### What is asked:
Write out the data below in full. Keep it exact.

### Data listing:
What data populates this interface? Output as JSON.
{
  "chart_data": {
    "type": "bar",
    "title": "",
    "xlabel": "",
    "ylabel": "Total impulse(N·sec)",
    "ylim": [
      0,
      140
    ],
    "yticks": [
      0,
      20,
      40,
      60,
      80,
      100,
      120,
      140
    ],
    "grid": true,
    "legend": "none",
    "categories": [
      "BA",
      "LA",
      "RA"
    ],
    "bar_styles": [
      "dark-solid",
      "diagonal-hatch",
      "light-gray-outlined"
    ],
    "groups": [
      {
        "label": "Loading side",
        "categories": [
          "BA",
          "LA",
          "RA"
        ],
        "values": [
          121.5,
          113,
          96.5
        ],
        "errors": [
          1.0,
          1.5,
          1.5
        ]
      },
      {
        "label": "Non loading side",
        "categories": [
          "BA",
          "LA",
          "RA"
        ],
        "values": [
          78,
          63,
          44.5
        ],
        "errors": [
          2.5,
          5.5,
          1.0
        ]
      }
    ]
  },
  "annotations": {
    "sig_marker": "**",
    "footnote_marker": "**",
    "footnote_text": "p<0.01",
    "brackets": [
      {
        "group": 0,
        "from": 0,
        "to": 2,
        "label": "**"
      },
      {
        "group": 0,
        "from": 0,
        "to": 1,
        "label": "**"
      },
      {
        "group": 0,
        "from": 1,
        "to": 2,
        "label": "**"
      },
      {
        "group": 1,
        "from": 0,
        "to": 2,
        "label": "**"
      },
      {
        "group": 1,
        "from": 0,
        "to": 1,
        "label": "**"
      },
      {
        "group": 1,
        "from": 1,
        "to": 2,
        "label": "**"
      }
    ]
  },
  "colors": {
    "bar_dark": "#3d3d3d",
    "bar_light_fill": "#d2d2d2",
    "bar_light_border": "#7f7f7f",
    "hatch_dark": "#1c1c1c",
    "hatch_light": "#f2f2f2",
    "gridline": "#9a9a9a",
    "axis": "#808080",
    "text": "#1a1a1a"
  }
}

### Output:
What data populates this interface? Output as JSON.
{
  "chart_data": {
    "type": "bar",
    "title": "",
    "xlabel": "",
    "ylabel": "Total impulse(N·sec)",
    "ylim": [
      0,
      140
    ],
    "yticks": [
      0,
      20,
      40,
      60,
      80,
      100,
      120,
      140
    ],
    "grid": true,
    "legend": "none",
    "categories": [
      "BA",
      "LA",
      "RA"
    ],
    "bar_styles": [
      "dark-solid",
      "diagonal-hatch",
      "light-gray-outlined"
    ],
    "groups": [
      {
        "label": "Loading side",
        "categories": [
          "BA",
          "LA",
          "RA"
        ],
        "values": [
          121.5,
          113,
          96.5
        ],
        "errors": [
          1.0,
          1.5,
          1.5
        ]
      },
      {
        "label": "Non loading side",
        "categories": [
          "BA",
          "LA",
          "RA"
        ],
        "values": [
          78,
          63,
          44.5
        ],
        "errors": [
          2.5,
          5.5,
          1.0
        ]
      }
    ]
  },
  "annotations": {
    "sig_marker": "**",
    "footnote_marker": "**",
    "footnote_text": "p<0.01",
    "brackets": [
      {
        "group": 0,
        "from": 0,
        "to": 2,
        "label": "**"
      },
      {
        "group": 0,
        "from": 0,
        "to": 1,
        "label": "**"
      },
      {
        "group": 0,
        "from": 1,
        "to": 2,
        "label": "**"
      },
      {
        "group": 1,
        "from": 0,
        "to": 2,
        "label": "**"
      },
      {
        "group": 1,
        "from": 0,
        "to": 1,
        "label": "**"
      },
      {
        "group": 1,
        "from": 1,
        "to": 2,
        "label": "**"
      }
    ]
  },
  "colors": {
    "bar_dark": "#3d3d3d",
    "bar_light_fill": "#d2d2d2",
    "bar_light_border": "#7f7f7f",
    "hatch_dark": "#1c1c1c",
    "hatch_light": "#f2f2f2",
    "gridline": "#9a9a9a",
    "axis": "#808080",
    "text": "#1a1a1a"
  }
}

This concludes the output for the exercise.